- Instructions for the task
From the records below, pull each line that has "peligro".

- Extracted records
____________________

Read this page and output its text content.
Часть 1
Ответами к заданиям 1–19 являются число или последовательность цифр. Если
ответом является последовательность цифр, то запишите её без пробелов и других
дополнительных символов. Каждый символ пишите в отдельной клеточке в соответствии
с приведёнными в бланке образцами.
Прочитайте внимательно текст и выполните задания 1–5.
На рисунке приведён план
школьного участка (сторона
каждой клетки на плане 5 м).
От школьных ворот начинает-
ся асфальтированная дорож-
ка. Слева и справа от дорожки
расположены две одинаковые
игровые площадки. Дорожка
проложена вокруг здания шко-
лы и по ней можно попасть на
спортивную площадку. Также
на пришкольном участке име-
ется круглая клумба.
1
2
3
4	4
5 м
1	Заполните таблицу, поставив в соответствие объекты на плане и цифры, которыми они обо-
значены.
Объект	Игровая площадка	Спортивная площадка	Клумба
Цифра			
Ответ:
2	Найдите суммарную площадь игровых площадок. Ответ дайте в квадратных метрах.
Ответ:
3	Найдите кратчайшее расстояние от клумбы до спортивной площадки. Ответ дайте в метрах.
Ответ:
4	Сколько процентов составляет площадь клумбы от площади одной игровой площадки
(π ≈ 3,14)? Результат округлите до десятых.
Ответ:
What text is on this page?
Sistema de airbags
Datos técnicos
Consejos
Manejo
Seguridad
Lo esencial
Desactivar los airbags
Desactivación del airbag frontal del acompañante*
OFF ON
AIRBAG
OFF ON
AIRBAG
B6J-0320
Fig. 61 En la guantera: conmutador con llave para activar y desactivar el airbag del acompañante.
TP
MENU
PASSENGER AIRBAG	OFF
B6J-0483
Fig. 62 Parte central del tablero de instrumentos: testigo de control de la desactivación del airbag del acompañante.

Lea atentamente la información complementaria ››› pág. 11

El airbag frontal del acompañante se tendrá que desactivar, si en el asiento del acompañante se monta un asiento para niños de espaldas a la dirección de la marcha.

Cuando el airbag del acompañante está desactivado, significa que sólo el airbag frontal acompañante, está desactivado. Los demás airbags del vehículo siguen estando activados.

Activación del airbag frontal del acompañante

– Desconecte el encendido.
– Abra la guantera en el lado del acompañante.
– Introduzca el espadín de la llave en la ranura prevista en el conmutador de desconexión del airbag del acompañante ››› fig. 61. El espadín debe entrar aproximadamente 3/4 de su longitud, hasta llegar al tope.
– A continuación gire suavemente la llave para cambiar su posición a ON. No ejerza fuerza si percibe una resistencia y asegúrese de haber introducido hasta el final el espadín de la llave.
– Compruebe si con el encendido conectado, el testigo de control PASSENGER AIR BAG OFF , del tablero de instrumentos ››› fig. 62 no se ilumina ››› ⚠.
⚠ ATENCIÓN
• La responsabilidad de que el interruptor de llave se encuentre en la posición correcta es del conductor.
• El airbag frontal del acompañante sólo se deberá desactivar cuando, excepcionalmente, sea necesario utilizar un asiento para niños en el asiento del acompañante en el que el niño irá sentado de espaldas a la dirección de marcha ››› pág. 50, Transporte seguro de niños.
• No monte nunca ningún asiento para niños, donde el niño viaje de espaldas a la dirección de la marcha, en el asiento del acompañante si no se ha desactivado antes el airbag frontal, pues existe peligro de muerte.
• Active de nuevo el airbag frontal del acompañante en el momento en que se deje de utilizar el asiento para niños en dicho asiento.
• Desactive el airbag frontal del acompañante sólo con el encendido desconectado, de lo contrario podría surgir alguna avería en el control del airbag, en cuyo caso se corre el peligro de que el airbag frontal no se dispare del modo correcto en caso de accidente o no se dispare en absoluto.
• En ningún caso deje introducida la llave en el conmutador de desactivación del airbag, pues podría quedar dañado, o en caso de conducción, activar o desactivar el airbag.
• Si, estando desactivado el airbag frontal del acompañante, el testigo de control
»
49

____________________

- Correct output
• No monte nunca ningún asiento para niños, donde el niño viaje de espaldas a la dirección de la marcha, en el asiento del acompañante si no se ha desactivado antes el airbag frontal, pues existe peligro de muerte.
• Desactive el airbag frontal del acompañante sólo con el encendido desconectado, de lo contrario podría surgir alguna avería en el control del airbag, en cuyo caso se corre el peligro de que el airbag frontal no se dispare del modo correcto en caso de accidente o no se dispare en absoluto.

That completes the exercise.